■ Problem description
Please extract each line of the material below that contains the word "Omni", and copy those lines in full. Case counts.

========

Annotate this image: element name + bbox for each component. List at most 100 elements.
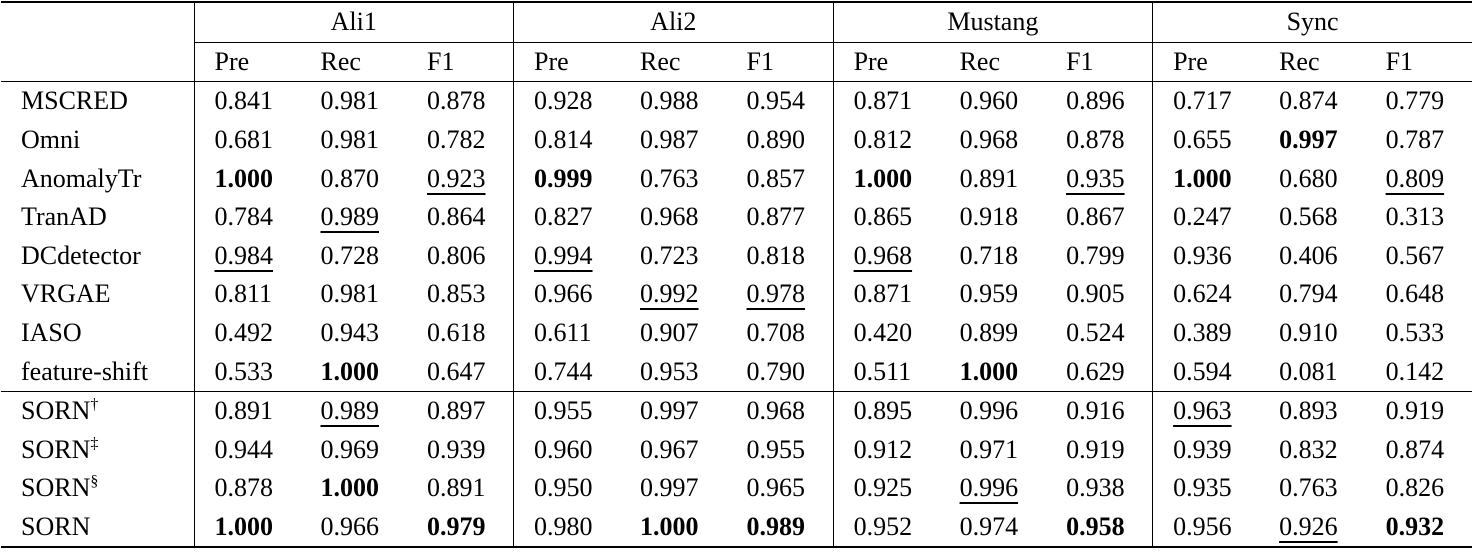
sub-header: Rec bbox=[620, 42, 727, 83]
value-cell: 0.996 bbox=[940, 391, 1047, 430]
value: 0.939 bbox=[1173, 434, 1232, 464]
group-header-row: Ali1 Ali2 Mustang Sync bbox=[1, 0, 1473, 43]
value: 0.648 bbox=[1385, 279, 1445, 309]
value-cell: 1.000 bbox=[832, 159, 940, 198]
group-header: Ali1 bbox=[193, 0, 514, 43]
table-row: TranAD 0.784 0.989 0.864 0.827 0.968 0.877 0.86… bbox=[1, 197, 1472, 237]
value: 0.790 bbox=[746, 356, 806, 386]
row-label: TranAD bbox=[1, 198, 194, 237]
value: 0.594 bbox=[1173, 356, 1232, 386]
value: 0.955 bbox=[534, 396, 593, 426]
value: 0.938 bbox=[1066, 473, 1125, 503]
row-label: DCdetector bbox=[1, 237, 194, 276]
value-cell: 0.787 bbox=[1366, 121, 1473, 160]
value: 0.987 bbox=[640, 125, 699, 155]
value-cell: 0.247 bbox=[1152, 197, 1260, 237]
value-cell: 0.907 bbox=[620, 314, 727, 353]
row-label: SORN bbox=[1, 507, 194, 549]
value: 0.997 bbox=[640, 396, 699, 426]
value-cell: 0.790 bbox=[726, 352, 834, 392]
value: 0.923 bbox=[427, 163, 486, 193]
method-mark: † bbox=[90, 396, 99, 414]
value-cell: 0.708 bbox=[727, 314, 834, 353]
row-label: Omni bbox=[1, 121, 194, 160]
value-cell: 0.784 bbox=[193, 197, 301, 237]
value-cell: 1.000 bbox=[301, 469, 408, 508]
value-cell: 0.809 bbox=[1366, 159, 1473, 198]
value-cell: 1.000 bbox=[1152, 159, 1260, 198]
value: 0.960 bbox=[959, 86, 1019, 116]
value-cell: 0.918 bbox=[940, 198, 1047, 237]
corner-cell bbox=[1, 0, 194, 43]
table-row: SORN† 0.891 0.989 0.897 0.955 0.997 0.968 0.895… bbox=[1, 391, 1472, 431]
row-label: VRGAE bbox=[1, 275, 194, 314]
value-cell: 0.655 bbox=[1152, 120, 1260, 160]
row-label: SORN‡ bbox=[1, 431, 194, 470]
row-label: AnomalyTr bbox=[1, 159, 194, 198]
value-cell: 0.389 bbox=[1152, 313, 1260, 353]
value-cell: 0.963 bbox=[1152, 391, 1260, 431]
value-cell: 0.971 bbox=[940, 431, 1047, 470]
value: 0.916 bbox=[1066, 396, 1125, 426]
value: 0.878 bbox=[214, 473, 274, 503]
value-cell: 0.878 bbox=[193, 469, 301, 508]
value: 0.779 bbox=[1385, 86, 1445, 116]
value-cell: 0.533 bbox=[1366, 314, 1473, 353]
value-cell: 0.871 bbox=[832, 81, 940, 121]
value-cell: 0.618 bbox=[407, 314, 514, 353]
value: 0.952 bbox=[853, 512, 913, 542]
value: 0.981 bbox=[320, 279, 380, 309]
value: 0.891 bbox=[214, 396, 274, 426]
value: 0.971 bbox=[959, 434, 1019, 464]
value: 0.926 bbox=[1279, 512, 1338, 542]
value: 0.818 bbox=[746, 240, 806, 270]
value: 1.000 bbox=[1173, 163, 1232, 193]
value-cell: 0.988 bbox=[620, 82, 727, 121]
sub-header: Rec bbox=[939, 42, 1047, 83]
value-cell: 0.718 bbox=[940, 237, 1047, 276]
method-mark: ‡ bbox=[90, 434, 99, 452]
value-cell: 0.492 bbox=[193, 313, 301, 353]
value: 0.963 bbox=[1173, 396, 1232, 426]
method-name: Omni bbox=[21, 125, 81, 155]
value: 0.968 bbox=[746, 396, 806, 426]
value-cell: 0.874 bbox=[1259, 82, 1366, 121]
value: 0.680 bbox=[1279, 163, 1338, 193]
value-cell: 0.611 bbox=[513, 313, 621, 353]
value-cell: 1.000 bbox=[193, 159, 301, 198]
value: 0.999 bbox=[534, 163, 593, 193]
value-cell: 0.981 bbox=[301, 275, 408, 314]
value: 0.974 bbox=[959, 512, 1019, 542]
value-cell: 1.000 bbox=[620, 507, 727, 549]
value: 0.956 bbox=[1173, 512, 1232, 542]
value: 0.647 bbox=[427, 356, 486, 386]
value-cell: 0.812 bbox=[832, 120, 940, 160]
value-cell: 0.891 bbox=[407, 469, 514, 508]
value: 0.708 bbox=[746, 318, 806, 348]
value: 0.533 bbox=[1385, 318, 1445, 348]
value-cell: 0.893 bbox=[1259, 391, 1366, 430]
value-cell: 0.968 bbox=[727, 391, 834, 430]
value-cell: 0.997 bbox=[1259, 121, 1366, 160]
value-cell: 0.681 bbox=[193, 120, 301, 160]
sub-header: F1 bbox=[726, 42, 834, 83]
value: 0.912 bbox=[853, 434, 913, 464]
value-cell: 0.865 bbox=[832, 197, 940, 237]
value-cell: 0.857 bbox=[727, 159, 834, 198]
value: 0.511 bbox=[853, 356, 912, 386]
value-cell: 0.944 bbox=[193, 430, 301, 470]
value-cell: 0.965 bbox=[727, 469, 834, 508]
value-cell: 0.981 bbox=[301, 82, 408, 121]
value-cell: 0.935 bbox=[1152, 469, 1260, 508]
value-cell: 0.867 bbox=[1046, 198, 1153, 237]
value-cell: 0.779 bbox=[1366, 82, 1473, 121]
value: 1.000 bbox=[320, 356, 380, 386]
value: 0.960 bbox=[534, 434, 593, 464]
value: 0.806 bbox=[427, 240, 486, 270]
sub-header: F1 bbox=[1046, 42, 1153, 83]
value-cell: 0.923 bbox=[407, 159, 514, 198]
value-cell: 0.943 bbox=[301, 314, 408, 353]
value-cell: 0.594 bbox=[1152, 352, 1260, 392]
value-cell: 0.939 bbox=[1152, 430, 1260, 470]
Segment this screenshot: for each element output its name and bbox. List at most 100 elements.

========

■ Solution to the exercise
row-label: Omni bbox=[1, 121, 194, 160]
method-name: Omni bbox=[21, 125, 81, 155]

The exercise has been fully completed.